Scan the material below for the string "thaw", and copy every line where it shows up.

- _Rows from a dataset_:
— Start —
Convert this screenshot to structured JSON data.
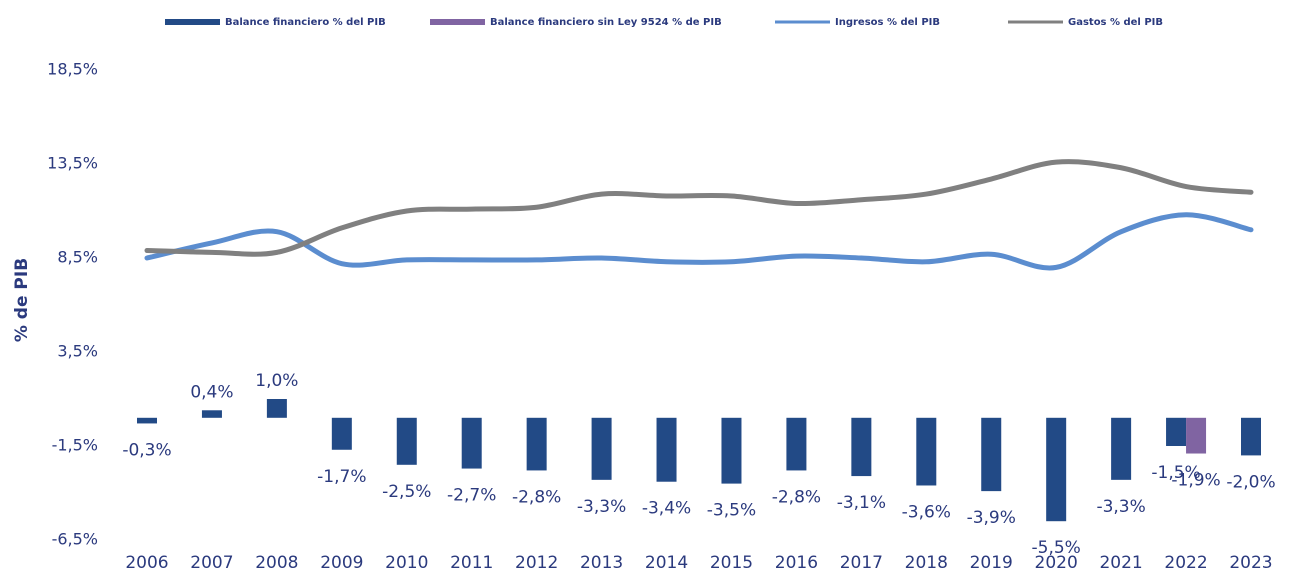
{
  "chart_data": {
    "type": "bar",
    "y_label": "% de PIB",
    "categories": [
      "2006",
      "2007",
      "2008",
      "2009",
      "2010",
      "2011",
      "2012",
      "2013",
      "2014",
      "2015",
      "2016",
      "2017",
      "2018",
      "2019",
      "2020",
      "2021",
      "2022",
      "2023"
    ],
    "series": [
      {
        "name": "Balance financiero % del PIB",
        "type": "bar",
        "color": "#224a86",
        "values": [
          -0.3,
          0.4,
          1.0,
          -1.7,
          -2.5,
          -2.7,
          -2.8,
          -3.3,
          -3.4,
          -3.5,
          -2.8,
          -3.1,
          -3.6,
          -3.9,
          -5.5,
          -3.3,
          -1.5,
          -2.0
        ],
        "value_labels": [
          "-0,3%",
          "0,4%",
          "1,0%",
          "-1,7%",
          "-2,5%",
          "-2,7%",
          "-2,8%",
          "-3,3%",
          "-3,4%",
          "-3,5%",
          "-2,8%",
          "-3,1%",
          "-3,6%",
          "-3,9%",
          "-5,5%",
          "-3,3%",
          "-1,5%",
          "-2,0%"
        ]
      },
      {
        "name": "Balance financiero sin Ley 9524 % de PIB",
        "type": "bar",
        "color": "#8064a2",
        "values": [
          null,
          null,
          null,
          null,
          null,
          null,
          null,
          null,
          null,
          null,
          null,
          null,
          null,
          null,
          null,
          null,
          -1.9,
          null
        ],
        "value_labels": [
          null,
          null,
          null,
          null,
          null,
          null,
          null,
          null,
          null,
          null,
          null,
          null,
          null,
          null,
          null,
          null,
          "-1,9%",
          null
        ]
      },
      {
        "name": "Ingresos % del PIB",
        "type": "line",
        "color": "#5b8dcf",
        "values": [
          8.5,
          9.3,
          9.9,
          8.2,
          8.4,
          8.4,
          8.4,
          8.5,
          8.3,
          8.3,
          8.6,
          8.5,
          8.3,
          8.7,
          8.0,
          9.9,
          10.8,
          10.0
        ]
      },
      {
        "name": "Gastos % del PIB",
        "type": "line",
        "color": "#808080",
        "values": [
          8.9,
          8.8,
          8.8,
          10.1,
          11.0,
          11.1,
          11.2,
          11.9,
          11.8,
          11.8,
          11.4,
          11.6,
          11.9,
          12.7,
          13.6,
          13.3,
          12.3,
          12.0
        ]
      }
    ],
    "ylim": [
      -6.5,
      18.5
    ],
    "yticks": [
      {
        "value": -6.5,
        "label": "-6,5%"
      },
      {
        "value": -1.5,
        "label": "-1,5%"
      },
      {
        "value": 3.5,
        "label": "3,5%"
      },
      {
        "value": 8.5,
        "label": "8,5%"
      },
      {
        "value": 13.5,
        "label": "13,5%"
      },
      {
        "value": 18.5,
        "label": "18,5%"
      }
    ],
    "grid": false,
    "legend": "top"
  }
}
— End —
— Start —
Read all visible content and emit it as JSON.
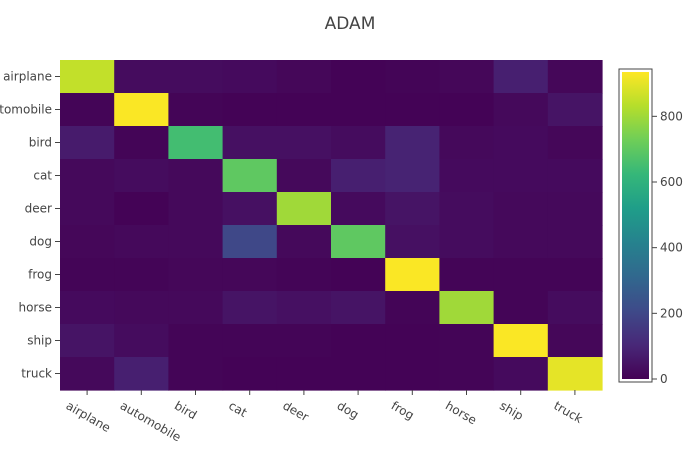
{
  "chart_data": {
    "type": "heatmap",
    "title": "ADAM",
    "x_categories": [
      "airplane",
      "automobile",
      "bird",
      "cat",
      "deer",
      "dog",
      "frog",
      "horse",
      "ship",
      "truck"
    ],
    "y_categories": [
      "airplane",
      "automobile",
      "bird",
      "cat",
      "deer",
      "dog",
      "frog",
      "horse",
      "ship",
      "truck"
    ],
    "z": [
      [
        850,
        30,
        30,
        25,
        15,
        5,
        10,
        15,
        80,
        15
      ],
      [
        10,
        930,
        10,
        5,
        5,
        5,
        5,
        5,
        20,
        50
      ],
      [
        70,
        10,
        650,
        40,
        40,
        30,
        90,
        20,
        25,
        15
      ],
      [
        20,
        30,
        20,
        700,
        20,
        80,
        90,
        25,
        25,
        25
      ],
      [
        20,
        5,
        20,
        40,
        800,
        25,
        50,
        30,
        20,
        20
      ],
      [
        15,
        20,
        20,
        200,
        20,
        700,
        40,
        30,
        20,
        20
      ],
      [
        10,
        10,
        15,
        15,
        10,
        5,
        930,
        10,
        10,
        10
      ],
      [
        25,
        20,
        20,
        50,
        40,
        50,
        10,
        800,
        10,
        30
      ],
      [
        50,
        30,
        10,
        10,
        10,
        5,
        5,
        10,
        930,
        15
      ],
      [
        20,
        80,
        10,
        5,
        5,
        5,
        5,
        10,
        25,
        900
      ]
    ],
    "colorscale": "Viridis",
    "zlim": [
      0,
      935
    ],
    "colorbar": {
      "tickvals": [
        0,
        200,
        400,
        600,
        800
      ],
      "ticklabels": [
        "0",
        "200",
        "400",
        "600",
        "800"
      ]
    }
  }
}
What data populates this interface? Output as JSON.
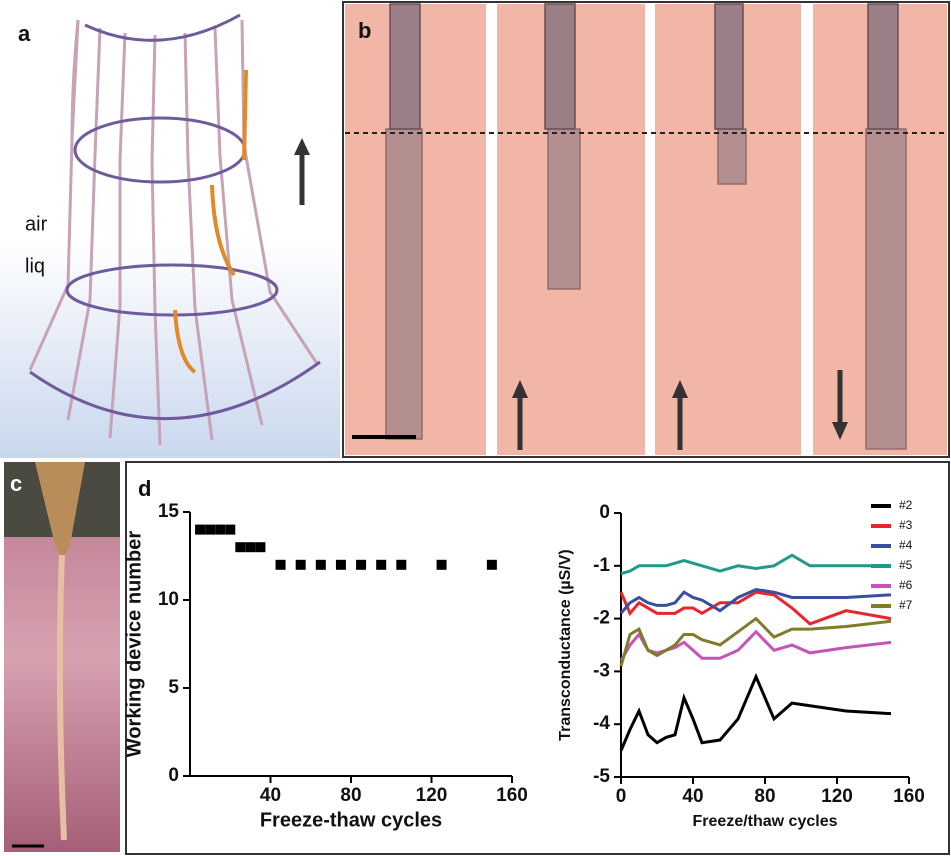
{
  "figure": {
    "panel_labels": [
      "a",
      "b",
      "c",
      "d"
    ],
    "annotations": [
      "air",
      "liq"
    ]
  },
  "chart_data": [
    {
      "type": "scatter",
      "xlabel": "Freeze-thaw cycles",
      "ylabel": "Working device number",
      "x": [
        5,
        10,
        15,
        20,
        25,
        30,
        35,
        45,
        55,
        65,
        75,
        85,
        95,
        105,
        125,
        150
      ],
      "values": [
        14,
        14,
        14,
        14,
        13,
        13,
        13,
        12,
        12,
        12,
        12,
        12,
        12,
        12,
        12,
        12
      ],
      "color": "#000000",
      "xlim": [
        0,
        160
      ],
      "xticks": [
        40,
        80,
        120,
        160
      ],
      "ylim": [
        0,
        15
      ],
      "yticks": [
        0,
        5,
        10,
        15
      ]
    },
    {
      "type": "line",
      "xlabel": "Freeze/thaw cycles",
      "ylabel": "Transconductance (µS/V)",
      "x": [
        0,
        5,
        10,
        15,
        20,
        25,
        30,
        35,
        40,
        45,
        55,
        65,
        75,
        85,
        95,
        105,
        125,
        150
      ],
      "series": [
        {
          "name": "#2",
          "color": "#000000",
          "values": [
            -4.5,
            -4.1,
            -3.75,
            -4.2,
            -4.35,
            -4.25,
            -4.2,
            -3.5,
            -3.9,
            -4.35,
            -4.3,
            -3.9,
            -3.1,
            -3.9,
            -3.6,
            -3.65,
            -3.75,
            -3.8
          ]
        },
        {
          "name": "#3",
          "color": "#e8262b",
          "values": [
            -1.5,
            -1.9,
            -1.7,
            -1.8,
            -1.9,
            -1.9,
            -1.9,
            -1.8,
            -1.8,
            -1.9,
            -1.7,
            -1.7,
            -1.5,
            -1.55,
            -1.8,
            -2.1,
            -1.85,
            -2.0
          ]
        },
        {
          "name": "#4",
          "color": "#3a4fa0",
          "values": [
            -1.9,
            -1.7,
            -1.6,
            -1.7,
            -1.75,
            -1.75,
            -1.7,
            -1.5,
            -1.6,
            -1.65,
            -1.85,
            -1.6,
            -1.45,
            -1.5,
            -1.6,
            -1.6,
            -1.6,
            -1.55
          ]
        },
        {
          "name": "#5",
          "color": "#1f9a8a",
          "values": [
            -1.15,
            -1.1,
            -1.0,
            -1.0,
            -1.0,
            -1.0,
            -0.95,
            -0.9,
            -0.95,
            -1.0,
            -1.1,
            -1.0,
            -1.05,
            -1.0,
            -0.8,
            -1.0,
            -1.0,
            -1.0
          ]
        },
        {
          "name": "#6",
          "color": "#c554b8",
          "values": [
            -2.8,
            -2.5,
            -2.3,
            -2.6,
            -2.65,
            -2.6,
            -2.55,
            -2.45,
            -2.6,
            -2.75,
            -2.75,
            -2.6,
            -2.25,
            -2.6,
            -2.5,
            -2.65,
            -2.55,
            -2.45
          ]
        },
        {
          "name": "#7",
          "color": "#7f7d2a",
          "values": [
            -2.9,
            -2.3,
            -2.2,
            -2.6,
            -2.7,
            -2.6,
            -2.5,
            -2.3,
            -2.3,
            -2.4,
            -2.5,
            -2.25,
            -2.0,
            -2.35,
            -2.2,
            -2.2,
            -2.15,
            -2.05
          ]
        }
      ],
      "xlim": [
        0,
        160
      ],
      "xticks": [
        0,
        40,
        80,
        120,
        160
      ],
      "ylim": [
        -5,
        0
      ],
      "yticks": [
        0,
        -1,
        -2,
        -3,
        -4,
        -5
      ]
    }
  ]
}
— End —
- _COMPLETED TASK_:
      "xlabel": "Freeze-thaw cycles",
      "xlabel": "Freeze/thaw cycles",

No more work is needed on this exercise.